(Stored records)
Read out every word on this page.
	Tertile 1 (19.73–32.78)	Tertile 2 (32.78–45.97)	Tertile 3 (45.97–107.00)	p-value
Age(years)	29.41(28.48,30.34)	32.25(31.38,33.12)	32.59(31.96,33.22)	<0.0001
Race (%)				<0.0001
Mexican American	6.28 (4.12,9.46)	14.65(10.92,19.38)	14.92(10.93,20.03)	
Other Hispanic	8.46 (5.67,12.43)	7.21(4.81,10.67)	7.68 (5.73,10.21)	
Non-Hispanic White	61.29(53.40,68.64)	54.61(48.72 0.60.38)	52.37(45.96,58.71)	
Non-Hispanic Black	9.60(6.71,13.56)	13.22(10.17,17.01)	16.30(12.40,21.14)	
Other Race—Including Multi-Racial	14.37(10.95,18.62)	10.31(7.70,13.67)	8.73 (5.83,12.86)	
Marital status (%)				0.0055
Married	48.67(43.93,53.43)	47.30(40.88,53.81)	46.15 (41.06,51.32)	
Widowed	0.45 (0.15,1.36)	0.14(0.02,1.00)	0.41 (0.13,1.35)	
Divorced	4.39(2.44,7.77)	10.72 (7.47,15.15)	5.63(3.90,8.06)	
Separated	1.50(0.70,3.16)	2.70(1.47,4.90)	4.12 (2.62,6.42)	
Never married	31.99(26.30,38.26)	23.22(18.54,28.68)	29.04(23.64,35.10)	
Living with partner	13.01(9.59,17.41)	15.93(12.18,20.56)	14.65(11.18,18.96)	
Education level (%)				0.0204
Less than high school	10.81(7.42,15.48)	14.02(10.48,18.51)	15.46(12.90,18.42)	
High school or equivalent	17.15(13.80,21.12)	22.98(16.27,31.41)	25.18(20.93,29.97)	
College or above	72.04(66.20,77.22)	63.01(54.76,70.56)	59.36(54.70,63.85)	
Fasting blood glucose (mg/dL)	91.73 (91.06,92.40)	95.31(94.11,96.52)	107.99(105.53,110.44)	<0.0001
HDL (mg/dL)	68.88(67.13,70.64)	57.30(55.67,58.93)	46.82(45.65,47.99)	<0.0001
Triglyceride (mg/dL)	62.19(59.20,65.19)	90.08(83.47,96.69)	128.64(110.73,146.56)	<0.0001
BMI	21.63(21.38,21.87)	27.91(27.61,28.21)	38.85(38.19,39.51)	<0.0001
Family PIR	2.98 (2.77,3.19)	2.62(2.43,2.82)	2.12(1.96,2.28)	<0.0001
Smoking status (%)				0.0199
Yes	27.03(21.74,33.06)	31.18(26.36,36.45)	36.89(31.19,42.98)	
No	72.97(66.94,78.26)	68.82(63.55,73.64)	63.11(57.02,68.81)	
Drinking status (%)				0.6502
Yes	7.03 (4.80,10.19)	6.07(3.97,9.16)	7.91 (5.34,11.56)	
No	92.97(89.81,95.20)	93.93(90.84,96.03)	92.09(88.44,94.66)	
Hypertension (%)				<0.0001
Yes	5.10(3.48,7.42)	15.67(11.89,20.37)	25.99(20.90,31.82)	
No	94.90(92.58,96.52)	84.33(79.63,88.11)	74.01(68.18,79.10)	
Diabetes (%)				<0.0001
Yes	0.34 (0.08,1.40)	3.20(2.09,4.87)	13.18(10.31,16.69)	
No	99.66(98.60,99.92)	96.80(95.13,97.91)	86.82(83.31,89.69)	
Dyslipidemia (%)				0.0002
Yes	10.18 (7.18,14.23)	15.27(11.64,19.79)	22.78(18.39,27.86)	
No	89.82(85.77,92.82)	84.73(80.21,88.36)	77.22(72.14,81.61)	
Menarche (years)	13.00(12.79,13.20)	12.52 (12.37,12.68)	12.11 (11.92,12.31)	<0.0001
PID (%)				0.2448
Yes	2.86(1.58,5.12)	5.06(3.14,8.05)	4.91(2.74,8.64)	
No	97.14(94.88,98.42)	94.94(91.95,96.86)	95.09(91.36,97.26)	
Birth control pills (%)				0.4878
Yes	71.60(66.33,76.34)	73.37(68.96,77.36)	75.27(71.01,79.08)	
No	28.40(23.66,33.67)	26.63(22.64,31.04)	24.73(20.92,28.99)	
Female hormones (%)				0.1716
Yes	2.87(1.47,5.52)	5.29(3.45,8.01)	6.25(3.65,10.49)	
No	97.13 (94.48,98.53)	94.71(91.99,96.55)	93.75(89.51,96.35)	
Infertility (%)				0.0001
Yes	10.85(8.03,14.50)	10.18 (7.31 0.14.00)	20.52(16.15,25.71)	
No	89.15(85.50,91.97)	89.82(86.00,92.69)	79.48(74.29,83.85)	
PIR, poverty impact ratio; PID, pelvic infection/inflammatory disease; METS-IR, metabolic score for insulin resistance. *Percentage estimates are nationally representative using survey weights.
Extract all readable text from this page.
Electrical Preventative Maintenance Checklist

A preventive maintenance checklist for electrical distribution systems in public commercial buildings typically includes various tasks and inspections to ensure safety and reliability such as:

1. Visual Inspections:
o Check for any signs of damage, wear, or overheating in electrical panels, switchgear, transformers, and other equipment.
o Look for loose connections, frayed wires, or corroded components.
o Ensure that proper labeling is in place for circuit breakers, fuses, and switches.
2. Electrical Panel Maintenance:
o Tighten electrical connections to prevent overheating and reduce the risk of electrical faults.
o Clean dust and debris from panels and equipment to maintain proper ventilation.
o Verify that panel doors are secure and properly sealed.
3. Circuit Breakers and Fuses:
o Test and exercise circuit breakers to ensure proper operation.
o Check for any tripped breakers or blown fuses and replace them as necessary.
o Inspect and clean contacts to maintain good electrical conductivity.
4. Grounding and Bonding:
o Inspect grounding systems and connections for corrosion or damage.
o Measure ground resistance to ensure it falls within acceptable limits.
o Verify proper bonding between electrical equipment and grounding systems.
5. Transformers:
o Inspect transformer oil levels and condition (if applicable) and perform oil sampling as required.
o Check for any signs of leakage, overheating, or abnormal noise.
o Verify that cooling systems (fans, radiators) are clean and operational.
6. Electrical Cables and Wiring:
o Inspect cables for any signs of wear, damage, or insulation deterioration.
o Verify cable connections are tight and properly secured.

### Problem requirements
Take every line from the data that contains the word "properly".

### Complete response
o Verify that panel doors are secure and properly sealed.
o Verify cable connections are tight and properly secured.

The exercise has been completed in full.